**YOUR OBJECTIVE:** Reproduce every line of the records below, changing nothing.

Stored records:
------------

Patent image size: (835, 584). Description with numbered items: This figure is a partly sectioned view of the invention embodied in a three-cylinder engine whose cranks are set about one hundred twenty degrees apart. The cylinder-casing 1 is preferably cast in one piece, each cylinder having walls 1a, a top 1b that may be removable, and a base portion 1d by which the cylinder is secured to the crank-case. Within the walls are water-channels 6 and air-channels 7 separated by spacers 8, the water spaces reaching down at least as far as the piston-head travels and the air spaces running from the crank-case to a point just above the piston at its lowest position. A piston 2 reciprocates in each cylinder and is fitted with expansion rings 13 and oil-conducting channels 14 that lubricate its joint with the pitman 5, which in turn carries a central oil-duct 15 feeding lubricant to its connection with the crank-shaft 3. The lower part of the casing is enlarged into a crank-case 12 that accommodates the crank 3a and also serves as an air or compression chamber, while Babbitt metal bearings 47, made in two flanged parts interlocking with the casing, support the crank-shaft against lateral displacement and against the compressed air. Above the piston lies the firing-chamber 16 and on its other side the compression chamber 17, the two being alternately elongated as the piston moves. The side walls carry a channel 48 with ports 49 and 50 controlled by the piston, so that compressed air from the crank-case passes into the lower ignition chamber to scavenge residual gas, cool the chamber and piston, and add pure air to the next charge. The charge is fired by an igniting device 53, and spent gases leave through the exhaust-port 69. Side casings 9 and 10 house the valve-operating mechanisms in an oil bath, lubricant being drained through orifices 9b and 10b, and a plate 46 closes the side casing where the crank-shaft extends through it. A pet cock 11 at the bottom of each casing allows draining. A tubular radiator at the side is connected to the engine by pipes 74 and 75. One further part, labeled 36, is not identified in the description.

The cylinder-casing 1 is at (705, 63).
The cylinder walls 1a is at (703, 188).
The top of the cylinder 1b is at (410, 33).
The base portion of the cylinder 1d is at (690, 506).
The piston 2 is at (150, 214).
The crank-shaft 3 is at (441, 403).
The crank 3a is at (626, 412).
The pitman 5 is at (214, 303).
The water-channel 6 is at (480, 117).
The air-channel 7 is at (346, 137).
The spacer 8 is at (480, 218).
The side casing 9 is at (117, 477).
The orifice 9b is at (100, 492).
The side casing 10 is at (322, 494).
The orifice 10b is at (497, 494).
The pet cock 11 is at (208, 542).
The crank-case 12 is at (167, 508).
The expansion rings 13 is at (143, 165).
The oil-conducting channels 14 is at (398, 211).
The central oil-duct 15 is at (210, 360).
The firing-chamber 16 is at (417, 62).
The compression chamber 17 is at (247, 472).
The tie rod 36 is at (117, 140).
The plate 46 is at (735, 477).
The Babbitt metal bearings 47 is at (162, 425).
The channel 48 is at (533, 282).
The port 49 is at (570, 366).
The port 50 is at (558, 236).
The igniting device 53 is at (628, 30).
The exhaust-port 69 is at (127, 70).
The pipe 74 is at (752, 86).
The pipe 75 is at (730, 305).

------------

**COMPLETE ANSWER:**
Patent image size: (835, 584). Description with numbered items: This figure is a partly sectioned view of the invention embodied in a three-cylinder engine whose cranks are set about one hundred twenty degrees apart. The cylinder-casing 1 is preferably cast in one piece, each cylinder having walls 1a, a top 1b that may be removable, and a base portion 1d by which the cylinder is secured to the crank-case. Within the walls are water-channels 6 and air-channels 7 separated by spacers 8, the water spaces reaching down at least as far as the piston-head travels and the air spaces running from the crank-case to a point just above the piston at its lowest position. A piston 2 reciprocates in each cylinder and is fitted with expansion rings 13 and oil-conducting channels 14 that lubricate its joint with the pitman 5, which in turn carries a central oil-duct 15 feeding lubricant to its connection with the crank-shaft 3. The lower part of the casing is enlarged into a crank-case 12 that accommodates the crank 3a and also serves as an air or compression chamber, while Babbitt metal bearings 47, made in two flanged parts interlocking with the casing, support the crank-shaft against lateral displacement and against the compressed air. Above the piston lies the firing-chamber 16 and on its other side the compression chamber 17, the two being alternately elongated as the piston moves. The side walls carry a channel 48 with ports 49 and 50 controlled by the piston, so that compressed air from the crank-case passes into the lower ignition chamber to scavenge residual gas, cool the chamber and piston, and add pure air to the next charge. The charge is fired by an igniting device 53, and spent gases leave through the exhaust-port 69. Side casings 9 and 10 house the valve-operating mechanisms in an oil bath, lubricant being drained through orifices 9b and 10b, and a plate 46 closes the side casing where the crank-shaft extends through it. A pet cock 11 at the bottom of each casing allows draining. A tubular radiator at the side is connected to the engine by pipes 74 and 75. One further part, labeled 36, is not identified in the description.

The cylinder-casing 1 is at (705, 63).
The cylinder walls 1a is at (703, 188).
The top of the cylinder 1b is at (410, 33).
The base portion of the cylinder 1d is at (690, 506).
The piston 2 is at (150, 214).
The crank-shaft 3 is at (441, 403).
The crank 3a is at (626, 412).
The pitman 5 is at (214, 303).
The water-channel 6 is at (480, 117).
The air-channel 7 is at (346, 137).
The spacer 8 is at (480, 218).
The side casing 9 is at (117, 477).
The orifice 9b is at (100, 492).
The side casing 10 is at (322, 494).
The orifice 10b is at (497, 494).
The pet cock 11 is at (208, 542).
The crank-case 12 is at (167, 508).
The expansion rings 13 is at (143, 165).
The oil-conducting channels 14 is at (398, 211).
The central oil-duct 15 is at (210, 360).
The firing-chamber 16 is at (417, 62).
The compression chamber 17 is at (247, 472).
The tie rod 36 is at (117, 140).
The plate 46 is at (735, 477).
The Babbitt metal bearings 47 is at (162, 425).
The channel 48 is at (533, 282).
The port 49 is at (570, 366).
The port 50 is at (558, 236).
The igniting device 53 is at (628, 30).
The exhaust-port 69 is at (127, 70).
The pipe 74 is at (752, 86).
The pipe 75 is at (730, 305).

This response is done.